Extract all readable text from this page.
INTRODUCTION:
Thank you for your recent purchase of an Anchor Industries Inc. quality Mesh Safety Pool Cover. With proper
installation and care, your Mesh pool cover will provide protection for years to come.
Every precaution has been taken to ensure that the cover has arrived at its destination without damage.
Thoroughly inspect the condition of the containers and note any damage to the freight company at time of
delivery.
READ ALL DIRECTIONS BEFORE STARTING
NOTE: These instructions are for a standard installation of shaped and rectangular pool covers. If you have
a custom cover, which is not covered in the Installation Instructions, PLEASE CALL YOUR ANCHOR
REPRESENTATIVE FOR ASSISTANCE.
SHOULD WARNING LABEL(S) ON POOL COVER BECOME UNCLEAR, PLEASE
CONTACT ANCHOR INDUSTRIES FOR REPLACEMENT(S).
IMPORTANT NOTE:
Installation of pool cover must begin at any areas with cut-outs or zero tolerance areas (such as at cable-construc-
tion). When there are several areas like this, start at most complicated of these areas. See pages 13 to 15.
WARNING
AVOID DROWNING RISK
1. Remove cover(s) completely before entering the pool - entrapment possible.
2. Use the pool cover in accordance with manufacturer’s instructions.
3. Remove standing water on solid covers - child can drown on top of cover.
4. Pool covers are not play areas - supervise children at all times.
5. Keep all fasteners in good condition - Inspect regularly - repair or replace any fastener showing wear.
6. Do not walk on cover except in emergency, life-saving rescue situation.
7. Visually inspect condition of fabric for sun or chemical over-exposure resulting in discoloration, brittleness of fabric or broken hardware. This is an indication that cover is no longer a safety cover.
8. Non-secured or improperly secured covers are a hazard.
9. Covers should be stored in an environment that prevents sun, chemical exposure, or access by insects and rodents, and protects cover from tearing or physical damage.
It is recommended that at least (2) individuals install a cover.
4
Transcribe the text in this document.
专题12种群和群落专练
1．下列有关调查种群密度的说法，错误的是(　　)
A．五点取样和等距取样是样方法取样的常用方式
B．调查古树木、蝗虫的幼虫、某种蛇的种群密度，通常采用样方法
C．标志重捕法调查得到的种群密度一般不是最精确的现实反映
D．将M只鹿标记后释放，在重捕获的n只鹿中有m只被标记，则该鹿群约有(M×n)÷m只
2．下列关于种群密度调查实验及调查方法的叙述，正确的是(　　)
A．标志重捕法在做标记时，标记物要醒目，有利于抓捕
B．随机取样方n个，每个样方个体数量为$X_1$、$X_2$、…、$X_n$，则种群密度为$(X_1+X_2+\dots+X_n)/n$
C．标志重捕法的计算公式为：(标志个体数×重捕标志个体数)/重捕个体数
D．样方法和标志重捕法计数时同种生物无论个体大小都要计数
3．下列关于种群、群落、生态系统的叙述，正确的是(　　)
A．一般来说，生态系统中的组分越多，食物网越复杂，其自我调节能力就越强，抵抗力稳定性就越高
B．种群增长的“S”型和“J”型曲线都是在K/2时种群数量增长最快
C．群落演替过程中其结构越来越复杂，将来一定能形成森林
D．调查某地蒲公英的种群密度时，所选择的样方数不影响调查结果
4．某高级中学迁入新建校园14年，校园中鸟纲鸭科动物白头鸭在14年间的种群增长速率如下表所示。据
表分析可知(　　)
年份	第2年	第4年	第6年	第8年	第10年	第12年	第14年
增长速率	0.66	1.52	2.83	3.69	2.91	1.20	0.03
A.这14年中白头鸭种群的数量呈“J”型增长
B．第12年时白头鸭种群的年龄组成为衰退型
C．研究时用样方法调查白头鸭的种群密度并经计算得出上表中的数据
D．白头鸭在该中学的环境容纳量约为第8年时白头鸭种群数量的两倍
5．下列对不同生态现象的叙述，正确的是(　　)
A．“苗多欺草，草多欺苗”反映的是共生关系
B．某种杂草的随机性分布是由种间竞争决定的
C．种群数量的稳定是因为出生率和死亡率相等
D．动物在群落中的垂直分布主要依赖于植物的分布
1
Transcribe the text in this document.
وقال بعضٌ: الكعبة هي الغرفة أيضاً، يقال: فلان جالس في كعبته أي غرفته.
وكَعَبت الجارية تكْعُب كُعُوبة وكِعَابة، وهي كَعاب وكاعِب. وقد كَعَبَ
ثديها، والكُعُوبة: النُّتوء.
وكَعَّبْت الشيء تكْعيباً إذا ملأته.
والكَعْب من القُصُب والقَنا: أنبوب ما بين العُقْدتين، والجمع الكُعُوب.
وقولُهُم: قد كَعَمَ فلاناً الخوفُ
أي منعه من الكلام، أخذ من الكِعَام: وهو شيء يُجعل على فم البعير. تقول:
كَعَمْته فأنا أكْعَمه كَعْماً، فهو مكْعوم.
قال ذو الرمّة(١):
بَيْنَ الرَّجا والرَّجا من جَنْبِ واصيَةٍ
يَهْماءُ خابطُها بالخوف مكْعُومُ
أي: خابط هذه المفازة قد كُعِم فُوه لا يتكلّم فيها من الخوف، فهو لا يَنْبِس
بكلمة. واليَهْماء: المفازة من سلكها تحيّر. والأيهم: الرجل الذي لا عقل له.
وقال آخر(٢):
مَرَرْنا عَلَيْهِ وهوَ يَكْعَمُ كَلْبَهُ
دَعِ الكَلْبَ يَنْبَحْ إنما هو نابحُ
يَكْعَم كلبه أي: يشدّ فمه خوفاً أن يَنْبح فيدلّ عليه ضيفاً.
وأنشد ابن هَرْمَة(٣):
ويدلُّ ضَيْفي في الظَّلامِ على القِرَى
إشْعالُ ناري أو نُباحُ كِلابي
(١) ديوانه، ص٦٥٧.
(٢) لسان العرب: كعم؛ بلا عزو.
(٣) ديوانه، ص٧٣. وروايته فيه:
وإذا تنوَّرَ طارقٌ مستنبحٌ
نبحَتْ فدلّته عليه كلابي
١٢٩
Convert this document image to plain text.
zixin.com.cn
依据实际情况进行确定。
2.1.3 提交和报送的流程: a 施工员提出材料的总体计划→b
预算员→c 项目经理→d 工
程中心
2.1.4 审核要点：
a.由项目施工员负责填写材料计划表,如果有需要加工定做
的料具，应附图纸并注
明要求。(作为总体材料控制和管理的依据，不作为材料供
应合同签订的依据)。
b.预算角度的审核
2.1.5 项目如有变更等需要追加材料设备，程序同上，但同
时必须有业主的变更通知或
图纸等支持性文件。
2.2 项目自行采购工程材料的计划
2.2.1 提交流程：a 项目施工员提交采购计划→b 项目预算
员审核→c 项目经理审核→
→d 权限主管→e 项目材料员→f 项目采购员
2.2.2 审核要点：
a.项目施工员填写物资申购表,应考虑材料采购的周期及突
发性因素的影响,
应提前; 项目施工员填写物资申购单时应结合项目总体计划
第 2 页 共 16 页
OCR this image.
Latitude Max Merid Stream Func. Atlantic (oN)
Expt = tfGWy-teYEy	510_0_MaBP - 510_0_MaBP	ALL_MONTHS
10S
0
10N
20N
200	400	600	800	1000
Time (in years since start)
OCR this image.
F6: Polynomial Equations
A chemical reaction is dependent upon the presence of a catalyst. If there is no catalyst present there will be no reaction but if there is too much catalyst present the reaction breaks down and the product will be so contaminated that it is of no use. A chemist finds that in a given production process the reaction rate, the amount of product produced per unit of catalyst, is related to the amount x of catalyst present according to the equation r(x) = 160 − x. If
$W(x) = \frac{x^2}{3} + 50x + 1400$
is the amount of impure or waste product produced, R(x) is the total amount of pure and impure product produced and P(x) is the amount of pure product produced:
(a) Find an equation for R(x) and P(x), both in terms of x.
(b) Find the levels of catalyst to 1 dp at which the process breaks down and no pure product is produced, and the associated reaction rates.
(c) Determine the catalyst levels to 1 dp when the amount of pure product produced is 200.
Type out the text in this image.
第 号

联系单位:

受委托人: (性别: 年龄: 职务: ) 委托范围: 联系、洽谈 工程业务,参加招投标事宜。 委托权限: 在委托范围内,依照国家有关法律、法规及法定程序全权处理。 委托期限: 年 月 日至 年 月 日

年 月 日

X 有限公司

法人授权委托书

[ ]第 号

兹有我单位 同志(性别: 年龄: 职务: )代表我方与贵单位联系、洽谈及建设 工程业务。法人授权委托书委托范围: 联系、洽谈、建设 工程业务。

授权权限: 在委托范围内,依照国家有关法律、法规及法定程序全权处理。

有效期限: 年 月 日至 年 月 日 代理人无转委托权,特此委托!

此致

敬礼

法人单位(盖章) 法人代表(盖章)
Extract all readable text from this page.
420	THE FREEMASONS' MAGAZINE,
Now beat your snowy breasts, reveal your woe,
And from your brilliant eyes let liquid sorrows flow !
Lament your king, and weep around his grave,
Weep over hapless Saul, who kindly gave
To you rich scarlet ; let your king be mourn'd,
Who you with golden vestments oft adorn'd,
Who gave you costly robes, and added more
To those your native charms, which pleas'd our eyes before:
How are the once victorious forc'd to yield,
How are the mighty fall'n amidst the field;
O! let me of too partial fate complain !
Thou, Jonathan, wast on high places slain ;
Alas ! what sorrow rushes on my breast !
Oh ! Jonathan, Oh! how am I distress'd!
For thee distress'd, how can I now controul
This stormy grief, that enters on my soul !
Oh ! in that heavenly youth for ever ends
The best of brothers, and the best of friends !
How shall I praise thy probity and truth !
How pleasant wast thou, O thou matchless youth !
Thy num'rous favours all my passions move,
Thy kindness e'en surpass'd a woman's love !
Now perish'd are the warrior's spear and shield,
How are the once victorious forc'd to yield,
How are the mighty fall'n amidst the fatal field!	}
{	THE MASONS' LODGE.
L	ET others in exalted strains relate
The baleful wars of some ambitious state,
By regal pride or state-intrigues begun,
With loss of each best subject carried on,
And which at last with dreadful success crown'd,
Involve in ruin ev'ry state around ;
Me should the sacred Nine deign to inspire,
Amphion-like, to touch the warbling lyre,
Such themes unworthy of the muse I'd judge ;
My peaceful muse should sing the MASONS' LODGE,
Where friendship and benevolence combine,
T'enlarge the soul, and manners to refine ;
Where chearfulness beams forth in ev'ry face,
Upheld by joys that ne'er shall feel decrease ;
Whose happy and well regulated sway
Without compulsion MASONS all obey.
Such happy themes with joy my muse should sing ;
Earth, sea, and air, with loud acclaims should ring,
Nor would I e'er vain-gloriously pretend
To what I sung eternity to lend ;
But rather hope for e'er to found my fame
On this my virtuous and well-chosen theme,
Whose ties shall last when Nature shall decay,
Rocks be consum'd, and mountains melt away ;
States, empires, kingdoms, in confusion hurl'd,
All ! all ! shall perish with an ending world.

* Do this
Filter the entries down to the lines with the word "ديوانه" in them.

* Result for this exercise
(١) ديوانه، ص٦٥٧.
(٣) ديوانه، ص٧٣. وروايته فيه:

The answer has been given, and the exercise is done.